#### [Description of the task]
Report the count of lines below that include "石墨炉原子吸收分光光度法", without any other text.

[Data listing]

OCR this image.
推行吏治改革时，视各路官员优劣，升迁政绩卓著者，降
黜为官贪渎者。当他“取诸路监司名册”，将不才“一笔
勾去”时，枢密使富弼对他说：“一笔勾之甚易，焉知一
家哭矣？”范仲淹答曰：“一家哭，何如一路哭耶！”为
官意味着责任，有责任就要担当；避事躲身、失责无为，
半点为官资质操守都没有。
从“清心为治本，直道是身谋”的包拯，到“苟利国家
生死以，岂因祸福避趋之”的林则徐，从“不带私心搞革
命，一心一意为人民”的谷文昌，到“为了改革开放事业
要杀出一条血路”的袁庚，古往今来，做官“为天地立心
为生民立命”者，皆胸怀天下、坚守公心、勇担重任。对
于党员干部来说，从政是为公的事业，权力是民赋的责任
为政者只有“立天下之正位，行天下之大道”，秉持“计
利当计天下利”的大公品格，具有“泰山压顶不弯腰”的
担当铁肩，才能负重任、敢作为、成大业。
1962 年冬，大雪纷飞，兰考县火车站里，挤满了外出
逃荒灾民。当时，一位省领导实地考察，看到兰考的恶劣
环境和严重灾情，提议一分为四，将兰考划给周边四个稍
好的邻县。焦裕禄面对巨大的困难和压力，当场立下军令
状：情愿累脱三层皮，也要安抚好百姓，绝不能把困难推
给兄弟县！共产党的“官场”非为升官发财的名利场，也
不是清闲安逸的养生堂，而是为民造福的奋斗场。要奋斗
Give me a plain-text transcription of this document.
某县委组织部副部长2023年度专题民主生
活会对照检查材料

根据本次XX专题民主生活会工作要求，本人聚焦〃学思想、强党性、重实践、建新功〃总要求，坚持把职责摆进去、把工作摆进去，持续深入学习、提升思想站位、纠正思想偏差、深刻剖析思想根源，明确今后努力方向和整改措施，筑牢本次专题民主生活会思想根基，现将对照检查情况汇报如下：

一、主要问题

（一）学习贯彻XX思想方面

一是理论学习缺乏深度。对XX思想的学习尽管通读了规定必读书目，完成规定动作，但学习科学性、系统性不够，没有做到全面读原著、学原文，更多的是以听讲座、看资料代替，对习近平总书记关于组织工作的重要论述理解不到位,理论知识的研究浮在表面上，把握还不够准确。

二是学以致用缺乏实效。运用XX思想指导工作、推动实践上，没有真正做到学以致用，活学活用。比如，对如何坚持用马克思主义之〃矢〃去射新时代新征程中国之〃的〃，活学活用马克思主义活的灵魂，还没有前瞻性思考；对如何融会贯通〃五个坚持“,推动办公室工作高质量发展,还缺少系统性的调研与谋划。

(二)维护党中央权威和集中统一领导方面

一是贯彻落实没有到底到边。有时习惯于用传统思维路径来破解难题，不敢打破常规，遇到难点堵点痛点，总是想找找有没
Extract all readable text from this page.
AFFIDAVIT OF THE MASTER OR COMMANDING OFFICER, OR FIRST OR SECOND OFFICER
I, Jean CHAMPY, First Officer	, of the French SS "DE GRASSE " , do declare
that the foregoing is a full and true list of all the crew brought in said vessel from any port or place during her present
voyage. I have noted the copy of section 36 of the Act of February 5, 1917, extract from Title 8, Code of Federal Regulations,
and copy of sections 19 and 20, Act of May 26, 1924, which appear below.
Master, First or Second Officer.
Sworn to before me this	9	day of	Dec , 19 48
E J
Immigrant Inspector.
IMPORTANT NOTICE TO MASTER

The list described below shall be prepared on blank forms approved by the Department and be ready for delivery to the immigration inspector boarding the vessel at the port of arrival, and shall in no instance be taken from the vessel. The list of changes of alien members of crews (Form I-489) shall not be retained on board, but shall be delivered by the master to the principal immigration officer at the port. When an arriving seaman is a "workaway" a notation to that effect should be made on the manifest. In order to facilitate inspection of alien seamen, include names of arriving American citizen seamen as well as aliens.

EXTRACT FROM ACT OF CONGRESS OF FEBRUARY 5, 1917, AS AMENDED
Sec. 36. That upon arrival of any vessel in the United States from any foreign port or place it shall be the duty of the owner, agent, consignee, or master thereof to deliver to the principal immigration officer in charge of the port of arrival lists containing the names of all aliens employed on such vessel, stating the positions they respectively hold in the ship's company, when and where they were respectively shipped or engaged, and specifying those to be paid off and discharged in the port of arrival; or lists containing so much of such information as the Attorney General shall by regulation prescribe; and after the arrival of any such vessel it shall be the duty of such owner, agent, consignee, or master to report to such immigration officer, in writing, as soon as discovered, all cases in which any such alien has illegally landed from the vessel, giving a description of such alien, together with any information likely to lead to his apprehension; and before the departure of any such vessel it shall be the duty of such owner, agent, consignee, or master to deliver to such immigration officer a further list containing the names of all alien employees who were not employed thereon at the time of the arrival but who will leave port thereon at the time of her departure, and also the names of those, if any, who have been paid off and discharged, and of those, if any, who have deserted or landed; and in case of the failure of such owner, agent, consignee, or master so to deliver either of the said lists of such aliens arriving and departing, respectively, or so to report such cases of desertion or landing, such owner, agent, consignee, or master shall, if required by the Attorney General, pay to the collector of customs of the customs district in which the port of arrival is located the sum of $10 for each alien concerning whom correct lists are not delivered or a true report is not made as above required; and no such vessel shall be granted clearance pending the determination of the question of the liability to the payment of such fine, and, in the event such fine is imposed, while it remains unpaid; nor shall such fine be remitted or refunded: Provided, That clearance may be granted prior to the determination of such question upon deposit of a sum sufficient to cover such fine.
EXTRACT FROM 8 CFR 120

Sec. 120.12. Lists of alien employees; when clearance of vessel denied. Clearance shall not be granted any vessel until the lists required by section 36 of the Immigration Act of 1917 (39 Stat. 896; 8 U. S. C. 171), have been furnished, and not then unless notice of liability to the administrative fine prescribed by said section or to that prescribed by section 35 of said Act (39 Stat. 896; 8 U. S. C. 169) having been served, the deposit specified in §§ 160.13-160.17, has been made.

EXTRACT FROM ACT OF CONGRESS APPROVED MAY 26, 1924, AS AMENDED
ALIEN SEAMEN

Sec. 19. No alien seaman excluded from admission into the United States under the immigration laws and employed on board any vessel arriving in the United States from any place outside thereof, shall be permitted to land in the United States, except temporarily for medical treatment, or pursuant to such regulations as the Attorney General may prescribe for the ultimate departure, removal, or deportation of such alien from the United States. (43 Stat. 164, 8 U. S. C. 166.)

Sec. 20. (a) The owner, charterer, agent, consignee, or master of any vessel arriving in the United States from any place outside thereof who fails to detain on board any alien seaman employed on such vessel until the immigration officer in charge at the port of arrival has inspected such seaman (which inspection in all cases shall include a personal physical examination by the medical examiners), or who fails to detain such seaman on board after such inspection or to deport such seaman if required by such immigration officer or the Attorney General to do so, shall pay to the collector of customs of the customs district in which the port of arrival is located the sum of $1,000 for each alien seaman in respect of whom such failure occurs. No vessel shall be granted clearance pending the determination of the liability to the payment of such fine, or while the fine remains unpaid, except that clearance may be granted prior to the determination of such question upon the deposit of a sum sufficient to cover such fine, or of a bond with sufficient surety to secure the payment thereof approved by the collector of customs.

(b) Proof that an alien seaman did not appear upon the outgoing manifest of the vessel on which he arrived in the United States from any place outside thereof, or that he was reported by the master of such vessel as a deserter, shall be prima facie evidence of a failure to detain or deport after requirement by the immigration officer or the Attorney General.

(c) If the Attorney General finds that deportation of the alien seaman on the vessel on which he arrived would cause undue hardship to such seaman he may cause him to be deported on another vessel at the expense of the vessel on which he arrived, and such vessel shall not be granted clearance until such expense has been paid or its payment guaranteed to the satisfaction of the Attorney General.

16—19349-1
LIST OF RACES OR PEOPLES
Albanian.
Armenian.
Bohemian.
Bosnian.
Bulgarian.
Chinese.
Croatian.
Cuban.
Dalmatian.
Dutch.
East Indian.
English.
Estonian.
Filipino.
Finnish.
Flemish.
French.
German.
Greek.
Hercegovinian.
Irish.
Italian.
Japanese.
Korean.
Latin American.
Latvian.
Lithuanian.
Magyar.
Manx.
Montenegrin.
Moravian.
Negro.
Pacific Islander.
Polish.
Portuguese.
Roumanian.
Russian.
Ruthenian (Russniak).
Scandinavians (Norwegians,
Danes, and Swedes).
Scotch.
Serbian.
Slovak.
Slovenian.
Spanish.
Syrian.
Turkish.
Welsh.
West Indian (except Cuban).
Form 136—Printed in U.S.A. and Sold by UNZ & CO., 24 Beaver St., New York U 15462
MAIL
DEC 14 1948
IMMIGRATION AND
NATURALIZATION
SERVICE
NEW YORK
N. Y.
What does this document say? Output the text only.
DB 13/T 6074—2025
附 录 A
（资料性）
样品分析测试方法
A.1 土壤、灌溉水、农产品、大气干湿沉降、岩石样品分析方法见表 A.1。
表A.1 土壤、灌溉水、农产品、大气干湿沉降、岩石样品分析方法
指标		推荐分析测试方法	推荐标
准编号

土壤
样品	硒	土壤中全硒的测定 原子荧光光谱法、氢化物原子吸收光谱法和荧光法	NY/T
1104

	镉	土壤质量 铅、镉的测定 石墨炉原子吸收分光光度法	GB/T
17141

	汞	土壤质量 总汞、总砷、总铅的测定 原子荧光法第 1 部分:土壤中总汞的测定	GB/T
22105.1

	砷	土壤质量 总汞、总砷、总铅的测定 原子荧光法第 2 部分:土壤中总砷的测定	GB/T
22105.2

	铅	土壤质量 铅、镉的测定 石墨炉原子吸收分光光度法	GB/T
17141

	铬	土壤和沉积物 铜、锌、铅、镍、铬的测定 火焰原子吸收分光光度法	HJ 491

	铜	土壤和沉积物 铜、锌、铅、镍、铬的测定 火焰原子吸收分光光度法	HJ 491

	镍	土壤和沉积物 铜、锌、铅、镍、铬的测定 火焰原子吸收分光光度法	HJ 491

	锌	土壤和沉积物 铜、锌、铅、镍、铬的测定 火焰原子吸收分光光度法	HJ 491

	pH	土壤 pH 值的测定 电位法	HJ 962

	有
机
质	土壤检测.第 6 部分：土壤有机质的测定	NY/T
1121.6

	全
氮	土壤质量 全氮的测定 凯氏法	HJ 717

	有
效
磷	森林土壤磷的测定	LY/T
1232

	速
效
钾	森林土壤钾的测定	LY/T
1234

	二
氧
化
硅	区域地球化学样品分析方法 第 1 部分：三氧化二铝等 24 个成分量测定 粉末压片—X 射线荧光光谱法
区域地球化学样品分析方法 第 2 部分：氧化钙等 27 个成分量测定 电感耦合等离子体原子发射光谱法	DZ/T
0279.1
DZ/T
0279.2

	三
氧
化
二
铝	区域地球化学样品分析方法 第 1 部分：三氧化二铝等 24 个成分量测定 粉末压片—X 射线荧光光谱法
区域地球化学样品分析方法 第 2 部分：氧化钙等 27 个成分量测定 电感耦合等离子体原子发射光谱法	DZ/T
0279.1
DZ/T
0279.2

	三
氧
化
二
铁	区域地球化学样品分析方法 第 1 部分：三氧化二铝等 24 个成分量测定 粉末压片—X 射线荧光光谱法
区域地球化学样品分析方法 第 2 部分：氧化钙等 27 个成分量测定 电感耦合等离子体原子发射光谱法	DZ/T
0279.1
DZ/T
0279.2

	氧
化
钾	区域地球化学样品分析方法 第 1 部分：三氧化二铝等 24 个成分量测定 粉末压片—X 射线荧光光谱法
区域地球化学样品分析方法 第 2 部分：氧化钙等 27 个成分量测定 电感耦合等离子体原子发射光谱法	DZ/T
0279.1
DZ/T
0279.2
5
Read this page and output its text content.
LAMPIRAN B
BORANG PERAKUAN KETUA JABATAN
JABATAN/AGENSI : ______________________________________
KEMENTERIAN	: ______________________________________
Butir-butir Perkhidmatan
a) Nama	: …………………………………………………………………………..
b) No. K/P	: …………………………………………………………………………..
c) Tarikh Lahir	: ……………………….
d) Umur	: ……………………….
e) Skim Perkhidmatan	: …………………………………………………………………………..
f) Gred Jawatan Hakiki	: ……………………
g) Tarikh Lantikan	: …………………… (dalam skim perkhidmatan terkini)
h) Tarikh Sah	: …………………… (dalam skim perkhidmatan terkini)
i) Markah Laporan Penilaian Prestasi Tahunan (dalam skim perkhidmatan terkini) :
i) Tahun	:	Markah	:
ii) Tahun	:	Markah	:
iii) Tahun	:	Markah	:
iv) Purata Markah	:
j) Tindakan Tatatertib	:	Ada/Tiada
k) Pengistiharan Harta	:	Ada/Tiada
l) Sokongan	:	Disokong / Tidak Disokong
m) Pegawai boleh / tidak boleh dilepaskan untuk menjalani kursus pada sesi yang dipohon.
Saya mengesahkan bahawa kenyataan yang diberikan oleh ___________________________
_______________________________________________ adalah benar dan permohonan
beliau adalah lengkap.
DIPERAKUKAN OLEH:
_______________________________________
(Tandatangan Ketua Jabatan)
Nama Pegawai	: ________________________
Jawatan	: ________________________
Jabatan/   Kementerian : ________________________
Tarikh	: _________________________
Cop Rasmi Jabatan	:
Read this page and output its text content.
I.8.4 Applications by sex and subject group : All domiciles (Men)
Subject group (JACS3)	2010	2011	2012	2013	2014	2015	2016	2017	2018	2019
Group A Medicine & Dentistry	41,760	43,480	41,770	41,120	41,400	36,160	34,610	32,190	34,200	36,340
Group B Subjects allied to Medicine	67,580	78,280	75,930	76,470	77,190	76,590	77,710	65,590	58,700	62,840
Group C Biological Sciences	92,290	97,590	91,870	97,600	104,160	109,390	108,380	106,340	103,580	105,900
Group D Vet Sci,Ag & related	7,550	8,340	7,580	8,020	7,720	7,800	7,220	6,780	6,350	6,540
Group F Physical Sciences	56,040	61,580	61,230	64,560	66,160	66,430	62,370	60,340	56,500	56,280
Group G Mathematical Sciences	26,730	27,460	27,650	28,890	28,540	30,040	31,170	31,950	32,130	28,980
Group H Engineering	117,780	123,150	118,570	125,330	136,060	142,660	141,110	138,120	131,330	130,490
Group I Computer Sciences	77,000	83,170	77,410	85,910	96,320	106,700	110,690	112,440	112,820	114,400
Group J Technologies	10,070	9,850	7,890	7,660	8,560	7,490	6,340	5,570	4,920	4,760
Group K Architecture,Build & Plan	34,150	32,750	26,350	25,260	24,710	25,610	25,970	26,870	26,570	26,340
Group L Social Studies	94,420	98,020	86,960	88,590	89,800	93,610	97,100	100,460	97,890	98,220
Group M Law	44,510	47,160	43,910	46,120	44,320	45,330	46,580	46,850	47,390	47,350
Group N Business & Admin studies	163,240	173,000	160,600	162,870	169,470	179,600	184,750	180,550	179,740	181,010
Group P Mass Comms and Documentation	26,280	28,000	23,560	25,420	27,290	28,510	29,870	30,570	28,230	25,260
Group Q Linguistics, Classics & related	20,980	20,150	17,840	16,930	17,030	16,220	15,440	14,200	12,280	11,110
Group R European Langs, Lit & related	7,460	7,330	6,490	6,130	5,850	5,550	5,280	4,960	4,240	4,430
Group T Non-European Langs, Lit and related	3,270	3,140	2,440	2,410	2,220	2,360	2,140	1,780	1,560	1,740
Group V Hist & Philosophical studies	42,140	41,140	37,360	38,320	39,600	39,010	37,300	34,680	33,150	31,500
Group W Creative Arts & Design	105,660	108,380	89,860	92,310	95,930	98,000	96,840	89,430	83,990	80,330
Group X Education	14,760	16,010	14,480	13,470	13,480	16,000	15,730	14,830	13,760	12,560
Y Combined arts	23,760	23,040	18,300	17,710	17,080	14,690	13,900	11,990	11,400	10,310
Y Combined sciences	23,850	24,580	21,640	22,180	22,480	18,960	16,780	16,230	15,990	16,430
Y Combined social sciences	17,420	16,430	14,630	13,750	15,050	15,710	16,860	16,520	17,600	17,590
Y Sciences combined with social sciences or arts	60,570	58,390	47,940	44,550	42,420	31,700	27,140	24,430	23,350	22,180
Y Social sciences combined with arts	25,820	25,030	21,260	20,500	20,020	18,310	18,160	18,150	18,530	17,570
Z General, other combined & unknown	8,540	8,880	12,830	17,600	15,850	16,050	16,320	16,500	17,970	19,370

#### [Answer for the task]
2